DIRECTIONS -
1) In the ratcheting buckle summary, what does the first rail define?
2) Please reproduce the portion of the ratcheting buckle summary starting with "BRIEF SUMMARY" and going on through "appeal or usability.".

SOURCE PASSAGE -

CROSS-REFERENCE TO RELATED APPLICATIONS

N/A

BRIEF SUMMARY

The present invention extends to a ratcheting buckle that can be used on watches, belts, other types of apparel or any item having a band. The ratcheting buckle allows a band to be adjusted in much smaller increments than traditional bands. A unique buckle configuration enables this ratcheting to be achieved without sacrificing aesthetic appeal or usability.

In one embodiment, the present invention is implemented as a ratcheting buckle that includes an outer housing, an inner housing that couples to the outer housing to form a channel, and a ratcheting assembly that is positioned within the outer housing adjacent to the channel. The ratcheting assembly includes opposing actuating members that are configured to move along an axis and a ratchet lock that is configured to rotate about the axis and that includes a locking tab. The opposing actuating members are interfaced with the ratchet lock such that, as the opposing actuating members are moved along the axis, the ratchet lock rotates about the axis to cause the locking tab to be selectively positioned within the channel.

In another embodiment, the present invention is implemented as a ratcheting buckle that includes an outer housing forming an outer surface, an inner housing that couples to the outer housing to form a channel between the outer surface and the inner housing and a ratcheting assembly that includes opposing actuating members, a ratchet lock and a first rail that interconnects the opposing actuating members and the ratchet lock. The first rail defines an axis along which the opposing actuating members move and about which the ratchet lock rotates. The ratchet lock includes a locking tab that rotates into and out from the channel as the ratchet lock rotates about the axis.

DATA SECTION -
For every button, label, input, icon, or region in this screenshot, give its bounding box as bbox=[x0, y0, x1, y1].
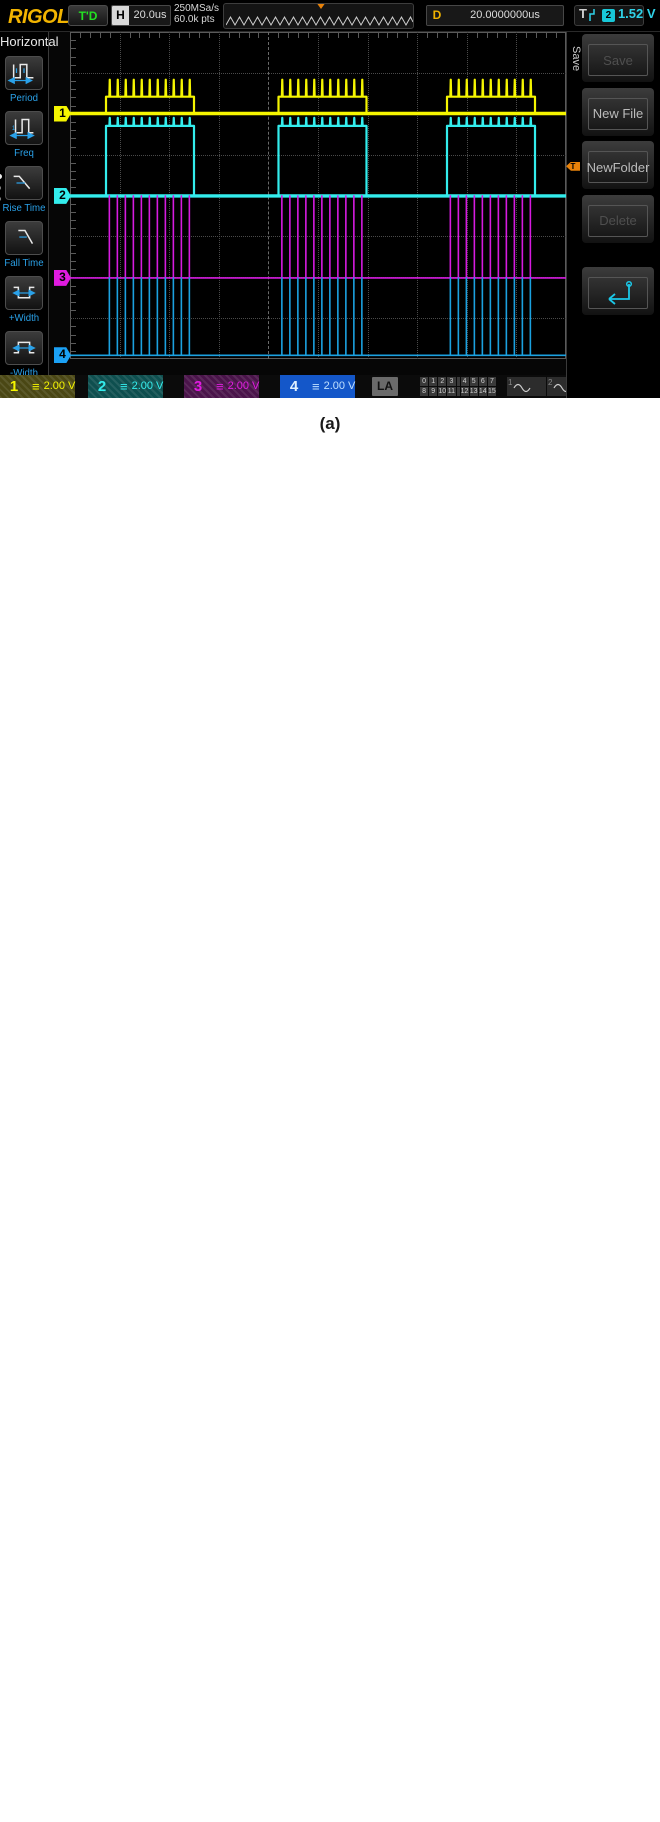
svg-text:1: 1 bbox=[12, 125, 16, 132]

RESULTS BY TASK -
1) An axis along which the opposing actuating members move and about which the ratchet lock rotates.

2)
BRIEF SUMMARY

The present invention extends to a ratcheting buckle that can be used on watches, belts, other types of apparel or any item having a band. The ratcheting buckle allows a band to be adjusted in much smaller increments than traditional bands. A unique buckle configuration enables this ratcheting to be achieved without sacrificing aesthetic appeal or usability.